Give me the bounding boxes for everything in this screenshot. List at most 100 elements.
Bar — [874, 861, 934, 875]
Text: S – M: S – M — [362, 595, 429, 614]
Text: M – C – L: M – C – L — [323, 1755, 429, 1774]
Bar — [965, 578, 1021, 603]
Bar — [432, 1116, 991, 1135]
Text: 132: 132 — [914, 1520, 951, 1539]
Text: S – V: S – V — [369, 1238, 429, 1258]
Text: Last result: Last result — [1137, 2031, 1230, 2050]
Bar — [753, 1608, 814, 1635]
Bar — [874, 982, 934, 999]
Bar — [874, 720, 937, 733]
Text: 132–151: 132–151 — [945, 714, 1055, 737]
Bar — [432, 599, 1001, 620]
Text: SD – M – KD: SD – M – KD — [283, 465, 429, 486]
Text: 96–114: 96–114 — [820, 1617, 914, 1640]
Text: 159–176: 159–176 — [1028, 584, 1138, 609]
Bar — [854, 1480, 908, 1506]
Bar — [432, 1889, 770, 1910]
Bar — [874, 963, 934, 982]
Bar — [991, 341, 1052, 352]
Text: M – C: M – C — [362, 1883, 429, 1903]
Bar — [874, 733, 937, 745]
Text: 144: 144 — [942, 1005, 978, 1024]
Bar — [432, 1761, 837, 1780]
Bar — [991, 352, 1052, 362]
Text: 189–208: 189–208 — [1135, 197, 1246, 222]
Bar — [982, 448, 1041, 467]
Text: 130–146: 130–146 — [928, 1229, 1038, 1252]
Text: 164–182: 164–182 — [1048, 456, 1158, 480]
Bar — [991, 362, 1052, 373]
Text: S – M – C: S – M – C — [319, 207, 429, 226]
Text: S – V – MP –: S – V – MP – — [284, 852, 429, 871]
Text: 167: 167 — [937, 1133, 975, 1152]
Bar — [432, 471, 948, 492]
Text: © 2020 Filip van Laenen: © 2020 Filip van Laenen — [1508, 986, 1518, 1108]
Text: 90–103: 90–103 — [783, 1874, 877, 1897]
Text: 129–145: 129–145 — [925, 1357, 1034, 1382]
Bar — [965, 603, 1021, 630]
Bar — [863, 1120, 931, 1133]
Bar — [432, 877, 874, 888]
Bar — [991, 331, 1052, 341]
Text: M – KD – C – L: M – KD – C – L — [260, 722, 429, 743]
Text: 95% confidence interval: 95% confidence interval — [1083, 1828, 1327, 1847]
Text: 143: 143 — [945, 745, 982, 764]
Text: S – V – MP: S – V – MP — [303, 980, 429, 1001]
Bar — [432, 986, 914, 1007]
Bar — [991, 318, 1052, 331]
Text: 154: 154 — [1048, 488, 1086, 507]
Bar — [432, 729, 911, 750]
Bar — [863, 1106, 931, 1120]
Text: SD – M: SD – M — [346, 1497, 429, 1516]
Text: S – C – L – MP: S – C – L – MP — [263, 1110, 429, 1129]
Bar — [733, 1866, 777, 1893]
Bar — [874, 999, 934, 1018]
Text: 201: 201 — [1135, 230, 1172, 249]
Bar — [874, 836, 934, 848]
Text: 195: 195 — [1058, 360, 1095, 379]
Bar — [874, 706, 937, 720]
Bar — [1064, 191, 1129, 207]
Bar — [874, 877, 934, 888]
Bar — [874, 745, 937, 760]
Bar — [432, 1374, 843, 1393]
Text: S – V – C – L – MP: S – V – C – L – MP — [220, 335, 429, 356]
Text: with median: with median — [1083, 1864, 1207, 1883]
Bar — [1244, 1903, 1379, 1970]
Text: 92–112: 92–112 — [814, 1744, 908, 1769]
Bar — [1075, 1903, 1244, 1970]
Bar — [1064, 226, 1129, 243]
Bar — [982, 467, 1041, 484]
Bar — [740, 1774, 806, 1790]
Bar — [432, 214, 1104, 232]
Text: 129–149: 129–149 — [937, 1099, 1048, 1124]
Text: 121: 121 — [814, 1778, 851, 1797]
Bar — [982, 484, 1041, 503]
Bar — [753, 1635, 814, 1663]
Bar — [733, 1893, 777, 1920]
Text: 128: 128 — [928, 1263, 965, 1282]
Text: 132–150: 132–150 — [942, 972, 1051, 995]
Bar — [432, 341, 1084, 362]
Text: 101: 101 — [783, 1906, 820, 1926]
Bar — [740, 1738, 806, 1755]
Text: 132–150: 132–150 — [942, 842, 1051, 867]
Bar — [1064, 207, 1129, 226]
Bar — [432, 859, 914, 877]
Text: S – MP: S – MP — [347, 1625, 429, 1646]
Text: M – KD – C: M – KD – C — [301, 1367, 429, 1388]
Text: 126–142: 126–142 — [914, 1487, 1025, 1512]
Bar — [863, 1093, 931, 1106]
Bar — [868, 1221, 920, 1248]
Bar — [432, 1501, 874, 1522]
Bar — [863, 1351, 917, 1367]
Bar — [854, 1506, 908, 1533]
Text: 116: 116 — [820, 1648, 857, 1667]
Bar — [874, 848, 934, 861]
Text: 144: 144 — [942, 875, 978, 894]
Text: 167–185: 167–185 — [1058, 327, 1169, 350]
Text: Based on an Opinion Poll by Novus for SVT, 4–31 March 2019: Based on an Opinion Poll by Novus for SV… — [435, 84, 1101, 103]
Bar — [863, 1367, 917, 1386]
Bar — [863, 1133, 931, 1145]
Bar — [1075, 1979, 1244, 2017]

◆ WHAT IS NEEDED
Convert the data, from its first line through the line containing "Bar — [854, 1480, 908, 1506]", into a Markdown table with the columns Row and Line. Number each row and leave out any blank lines.

◆ SOLUTION TO THE PROBLEM
| Row | Line |
|---|---|
| 1 | Give me the bounding boxes for everything in this screenshot. List at most 100 elements. |
| 2 | Bar — [874, 861, 934, 875] |
| 3 | Text: S – M: S – M — [362, 595, 429, 614] |
| 4 | Text: M – C – L: M – C – L — [323, 1755, 429, 1774] |
| 5 | Bar — [965, 578, 1021, 603] |
| 6 | Bar — [432, 1116, 991, 1135] |
| 7 | Text: 132: 132 — [914, 1520, 951, 1539] |
| 8 | Text: S – V: S – V — [369, 1238, 429, 1258] |
| 9 | Text: Last result: Last result — [1137, 2031, 1230, 2050] |
| 10 | Bar — [753, 1608, 814, 1635] |
| 11 | Bar — [874, 982, 934, 999] |
| 12 | Bar — [874, 720, 937, 733] |
| 13 | Text: 132–151: 132–151 — [945, 714, 1055, 737] |
| 14 | Bar — [432, 599, 1001, 620] |
| 15 | Text: SD – M – KD: SD – M – KD — [283, 465, 429, 486] |
| 16 | Text: 96–114: 96–114 — [820, 1617, 914, 1640] |
| 17 | Text: 159–176: 159–176 — [1028, 584, 1138, 609] |
| 18 | Bar — [854, 1480, 908, 1506] |